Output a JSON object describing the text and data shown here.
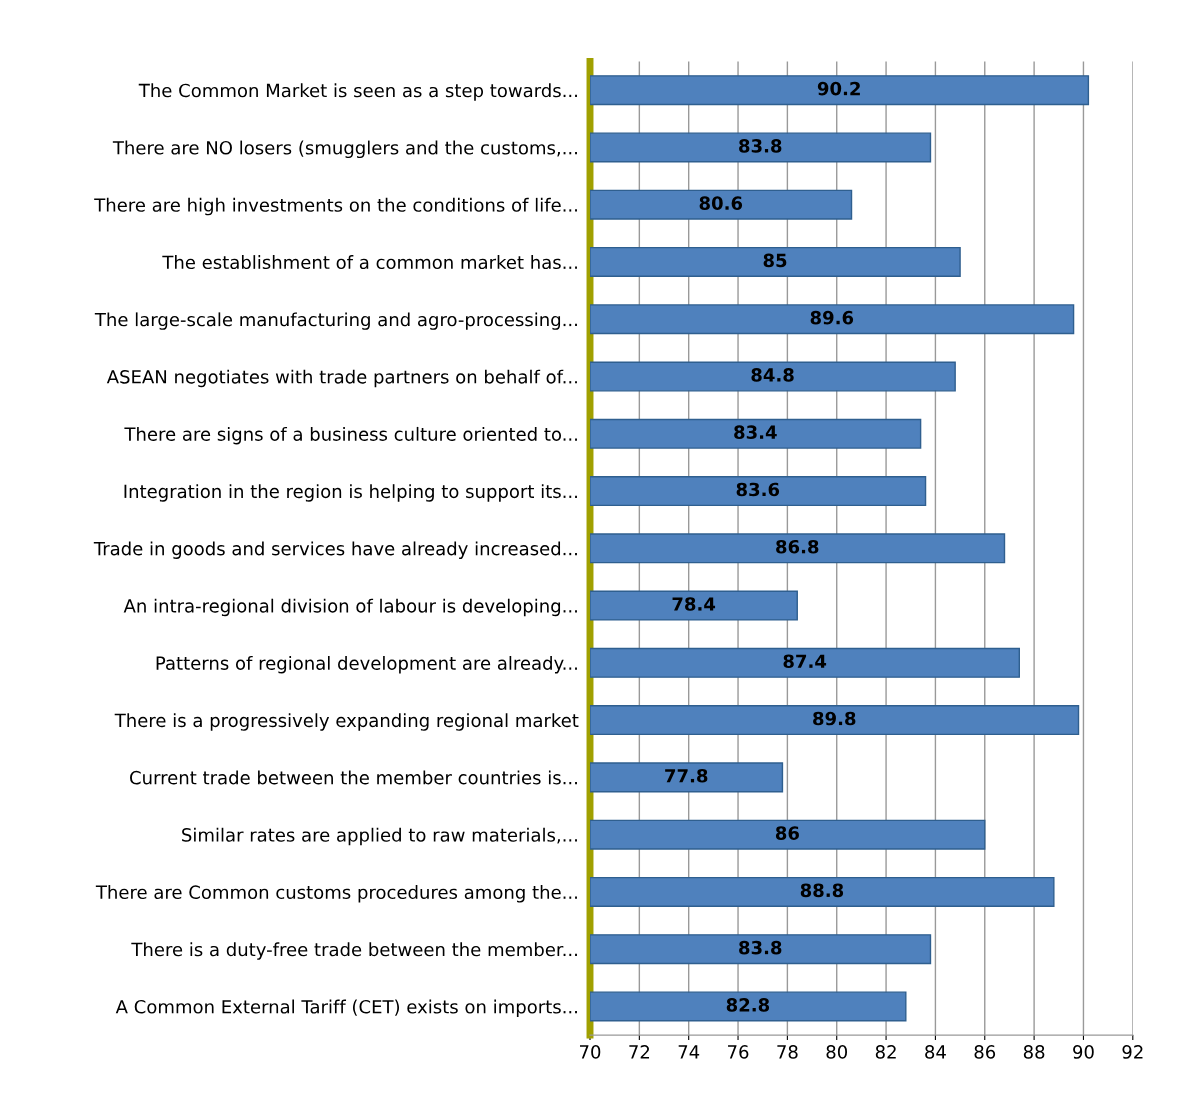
{
  "chart_data": {
    "type": "bar",
    "orientation": "horizontal",
    "categories": [
      "The Common Market is seen as a step towards...",
      "There are NO losers (smugglers and the customs,...",
      "There are high investments on the conditions of life...",
      "The establishment of a common market has...",
      "The large-scale manufacturing and agro-processing...",
      "ASEAN negotiates with trade partners on behalf of...",
      "There are signs of a business culture oriented to...",
      "Integration in the region is helping to support its...",
      "Trade in goods and services have already increased...",
      "An intra-regional division of labour is developing...",
      "Patterns of regional development are already...",
      "There is a progressively expanding regional market",
      "Current trade between the member countries is...",
      "Similar rates are applied to raw materials,...",
      "There are Common customs procedures among the...",
      "There is a duty-free trade between the member...",
      "A Common External Tariff (CET) exists on imports..."
    ],
    "values": [
      90.2,
      83.8,
      80.6,
      85,
      89.6,
      84.8,
      83.4,
      83.6,
      86.8,
      78.4,
      87.4,
      89.8,
      77.8,
      86,
      88.8,
      83.8,
      82.8
    ],
    "color": "#4f81bd",
    "xlim": [
      70,
      92
    ],
    "xticks": [
      70,
      72,
      74,
      76,
      78,
      80,
      82,
      84,
      86,
      88,
      90,
      92
    ],
    "grid": "x",
    "data_labels": true
  }
}
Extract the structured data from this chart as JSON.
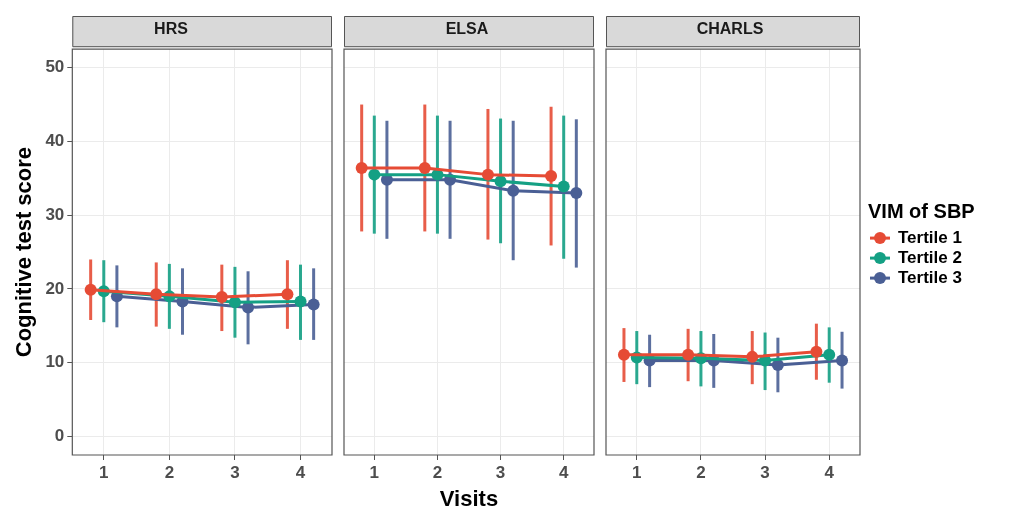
{
  "chart_data": [
    {
      "type": "line",
      "title": "HRS",
      "ylabel": "Cognitive test score",
      "xlim": [
        0.52,
        4.48
      ],
      "xticks": [
        1,
        2,
        3,
        4
      ],
      "ylim": [
        -2.5,
        52.5
      ],
      "yticks": [
        0,
        10,
        20,
        30,
        40,
        50
      ],
      "grid": true,
      "marker": "circle",
      "series": [
        {
          "color": "#e64b35",
          "x": [
            0.8,
            1.8,
            2.8,
            3.8
          ],
          "values": [
            19.9,
            19.3,
            18.9,
            19.3
          ],
          "errors": [
            [
              15.8,
              24.0
            ],
            [
              14.9,
              23.6
            ],
            [
              14.3,
              23.3
            ],
            [
              14.6,
              23.9
            ]
          ]
        },
        {
          "color": "#14a084",
          "x": [
            1,
            2,
            3,
            4
          ],
          "values": [
            19.7,
            19.0,
            18.2,
            18.3
          ],
          "errors": [
            [
              15.5,
              23.9
            ],
            [
              14.6,
              23.4
            ],
            [
              13.4,
              23.0
            ],
            [
              13.1,
              23.3
            ]
          ]
        },
        {
          "color": "#4a5f95",
          "x": [
            1.2,
            2.2,
            3.2,
            4.2
          ],
          "values": [
            19.0,
            18.3,
            17.5,
            17.9
          ],
          "errors": [
            [
              14.8,
              23.2
            ],
            [
              13.8,
              22.8
            ],
            [
              12.5,
              22.4
            ],
            [
              13.1,
              22.8
            ]
          ]
        }
      ]
    },
    {
      "type": "line",
      "title": "ELSA",
      "xlabel": "Visits",
      "xlim": [
        0.52,
        4.48
      ],
      "xticks": [
        1,
        2,
        3,
        4
      ],
      "ylim": [
        -2.5,
        52.5
      ],
      "yticks": [
        0,
        10,
        20,
        30,
        40,
        50
      ],
      "grid": true,
      "marker": "circle",
      "tick_labels": "x",
      "series": [
        {
          "color": "#e64b35",
          "x": [
            0.8,
            1.8,
            2.8,
            3.8
          ],
          "values": [
            36.4,
            36.4,
            35.5,
            35.3
          ],
          "errors": [
            [
              27.8,
              45.0
            ],
            [
              27.8,
              45.0
            ],
            [
              26.7,
              44.4
            ],
            [
              25.9,
              44.7
            ]
          ]
        },
        {
          "color": "#14a084",
          "x": [
            1,
            2,
            3,
            4
          ],
          "values": [
            35.5,
            35.5,
            34.6,
            33.9
          ],
          "errors": [
            [
              27.5,
              43.5
            ],
            [
              27.5,
              43.5
            ],
            [
              26.2,
              43.1
            ],
            [
              24.1,
              43.5
            ]
          ]
        },
        {
          "color": "#4a5f95",
          "x": [
            1.2,
            2.2,
            3.2,
            4.2
          ],
          "values": [
            34.8,
            34.8,
            33.3,
            33.0
          ],
          "errors": [
            [
              26.8,
              42.8
            ],
            [
              26.8,
              42.8
            ],
            [
              23.9,
              42.8
            ],
            [
              22.9,
              43.0
            ]
          ]
        }
      ]
    },
    {
      "type": "line",
      "title": "CHARLS",
      "legend_title": "VIM of SBP",
      "legend": "right",
      "xlim": [
        0.52,
        4.48
      ],
      "xticks": [
        1,
        2,
        3,
        4
      ],
      "ylim": [
        -2.5,
        52.5
      ],
      "yticks": [
        0,
        10,
        20,
        30,
        40,
        50
      ],
      "grid": true,
      "marker": "circle",
      "tick_labels": "x",
      "series": [
        {
          "name": "Tertile 1",
          "color": "#e64b35",
          "x": [
            0.8,
            1.8,
            2.8,
            3.8
          ],
          "values": [
            11.1,
            11.1,
            10.8,
            11.5
          ],
          "errors": [
            [
              7.4,
              14.7
            ],
            [
              7.5,
              14.6
            ],
            [
              7.1,
              14.3
            ],
            [
              7.7,
              15.3
            ]
          ]
        },
        {
          "name": "Tertile 2",
          "color": "#14a084",
          "x": [
            1,
            2,
            3,
            4
          ],
          "values": [
            10.7,
            10.6,
            10.3,
            11.1
          ],
          "errors": [
            [
              7.1,
              14.3
            ],
            [
              6.8,
              14.3
            ],
            [
              6.3,
              14.1
            ],
            [
              7.3,
              14.8
            ]
          ]
        },
        {
          "name": "Tertile 3",
          "color": "#4a5f95",
          "x": [
            1.2,
            2.2,
            3.2,
            4.2
          ],
          "values": [
            10.3,
            10.3,
            9.7,
            10.3
          ],
          "errors": [
            [
              6.7,
              13.8
            ],
            [
              6.6,
              13.9
            ],
            [
              6.0,
              13.4
            ],
            [
              6.5,
              14.2
            ]
          ]
        }
      ]
    }
  ]
}
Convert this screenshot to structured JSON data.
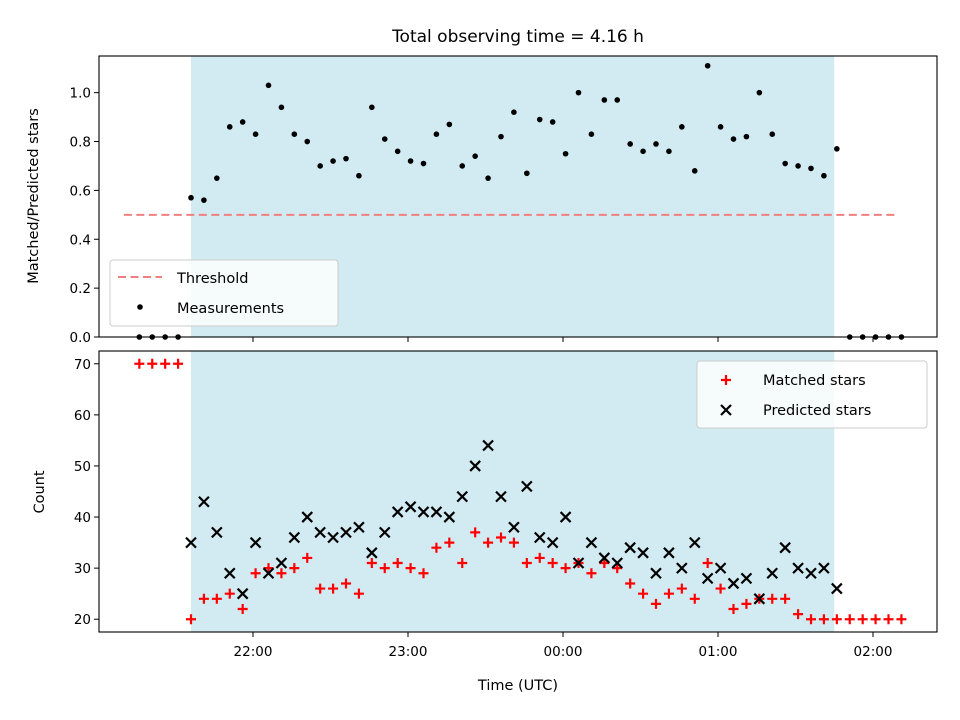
{
  "chart_data": {
    "type": "scatter",
    "title": "Total observing time = 4.16 h",
    "xlabel": "Time (UTC)",
    "x_ticks": [
      "22:00",
      "23:00",
      "00:00",
      "01:00",
      "02:00"
    ],
    "shaded_interval": [
      "21:36",
      "01:45"
    ],
    "colors": {
      "shade": "#add8e6",
      "threshold": "#f08080",
      "matched": "#ff0000",
      "predicted": "#000000",
      "measurement": "#000000"
    },
    "top": {
      "ylabel": "Matched/Predicted stars",
      "ylim": [
        0,
        1.15
      ],
      "yticks": [
        "0.0",
        "0.2",
        "0.4",
        "0.6",
        "0.8",
        "1.0"
      ],
      "threshold": {
        "label": "Threshold",
        "value": 0.5,
        "x_range": [
          "21:10",
          "02:10"
        ]
      },
      "measurements_label": "Measurements",
      "legend_position": "lower left",
      "x": [
        "21:16",
        "21:21",
        "21:26",
        "21:31",
        "21:36",
        "21:41",
        "21:46",
        "21:51",
        "21:56",
        "22:01",
        "22:06",
        "22:11",
        "22:16",
        "22:21",
        "22:26",
        "22:31",
        "22:36",
        "22:41",
        "22:46",
        "22:51",
        "22:56",
        "23:01",
        "23:06",
        "23:11",
        "23:16",
        "23:21",
        "23:26",
        "23:31",
        "23:36",
        "23:41",
        "23:46",
        "23:51",
        "23:56",
        "00:01",
        "00:06",
        "00:11",
        "00:16",
        "00:21",
        "00:26",
        "00:31",
        "00:36",
        "00:41",
        "00:46",
        "00:51",
        "00:56",
        "01:01",
        "01:06",
        "01:11",
        "01:16",
        "01:21",
        "01:26",
        "01:31",
        "01:36",
        "01:41",
        "01:46",
        "01:51",
        "01:56",
        "02:01",
        "02:06",
        "02:11"
      ],
      "y": [
        0,
        0,
        0,
        0,
        0.57,
        0.56,
        0.65,
        0.86,
        0.88,
        0.83,
        1.03,
        0.94,
        0.83,
        0.8,
        0.7,
        0.72,
        0.73,
        0.66,
        0.94,
        0.81,
        0.76,
        0.72,
        0.71,
        0.83,
        0.87,
        0.7,
        0.74,
        0.65,
        0.82,
        0.92,
        0.67,
        0.89,
        0.88,
        0.75,
        1.0,
        0.83,
        0.97,
        0.97,
        0.79,
        0.76,
        0.79,
        0.76,
        0.86,
        0.68,
        1.11,
        0.86,
        0.81,
        0.82,
        1.0,
        0.83,
        0.71,
        0.7,
        0.69,
        0.66,
        0.77,
        0,
        0,
        0,
        0,
        0
      ]
    },
    "bottom": {
      "ylabel": "Count",
      "ylim": [
        17.5,
        72.5
      ],
      "yticks": [
        "20",
        "30",
        "40",
        "50",
        "60",
        "70"
      ],
      "legend_position": "upper right",
      "series": [
        {
          "name": "Matched stars",
          "marker": "+",
          "x": [
            "21:16",
            "21:21",
            "21:26",
            "21:31",
            "21:36",
            "21:41",
            "21:46",
            "21:51",
            "21:56",
            "22:01",
            "22:06",
            "22:11",
            "22:16",
            "22:21",
            "22:26",
            "22:31",
            "22:36",
            "22:41",
            "22:46",
            "22:51",
            "22:56",
            "23:01",
            "23:06",
            "23:11",
            "23:16",
            "23:21",
            "23:26",
            "23:31",
            "23:36",
            "23:41",
            "23:46",
            "23:51",
            "23:56",
            "00:01",
            "00:06",
            "00:11",
            "00:16",
            "00:21",
            "00:26",
            "00:31",
            "00:36",
            "00:41",
            "00:46",
            "00:51",
            "00:56",
            "01:01",
            "01:06",
            "01:11",
            "01:16",
            "01:21",
            "01:26",
            "01:31",
            "01:36",
            "01:41",
            "01:46",
            "01:51",
            "01:56",
            "02:01",
            "02:06",
            "02:11"
          ],
          "y": [
            70,
            70,
            70,
            70,
            20,
            24,
            24,
            25,
            22,
            29,
            30,
            29,
            30,
            32,
            26,
            26,
            27,
            25,
            31,
            30,
            31,
            30,
            29,
            34,
            35,
            31,
            37,
            35,
            36,
            35,
            31,
            32,
            31,
            30,
            31,
            29,
            31,
            30,
            27,
            25,
            23,
            25,
            26,
            24,
            31,
            26,
            22,
            23,
            24,
            24,
            24,
            21,
            20,
            20,
            20,
            20,
            20,
            20,
            20,
            20
          ]
        },
        {
          "name": "Predicted stars",
          "marker": "x",
          "x": [
            "21:36",
            "21:41",
            "21:46",
            "21:51",
            "21:56",
            "22:01",
            "22:06",
            "22:11",
            "22:16",
            "22:21",
            "22:26",
            "22:31",
            "22:36",
            "22:41",
            "22:46",
            "22:51",
            "22:56",
            "23:01",
            "23:06",
            "23:11",
            "23:16",
            "23:21",
            "23:26",
            "23:31",
            "23:36",
            "23:41",
            "23:46",
            "23:51",
            "23:56",
            "00:01",
            "00:06",
            "00:11",
            "00:16",
            "00:21",
            "00:26",
            "00:31",
            "00:36",
            "00:41",
            "00:46",
            "00:51",
            "00:56",
            "01:01",
            "01:06",
            "01:11",
            "01:16",
            "01:21",
            "01:26",
            "01:31",
            "01:36",
            "01:41",
            "01:46"
          ],
          "y": [
            35,
            43,
            37,
            29,
            25,
            35,
            29,
            31,
            36,
            40,
            37,
            36,
            37,
            38,
            33,
            37,
            41,
            42,
            41,
            41,
            40,
            44,
            50,
            54,
            44,
            38,
            46,
            36,
            35,
            40,
            31,
            35,
            32,
            31,
            34,
            33,
            29,
            33,
            30,
            35,
            28,
            30,
            27,
            28,
            24,
            29,
            34,
            30,
            29,
            30,
            26
          ]
        }
      ]
    }
  }
}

Job:
Gather every line from the entries above where the word "customs" appears, and copy them.

Expected answer:
      "There are NO losers (smugglers and the customs,...",
      "There are Common customs procedures among the...",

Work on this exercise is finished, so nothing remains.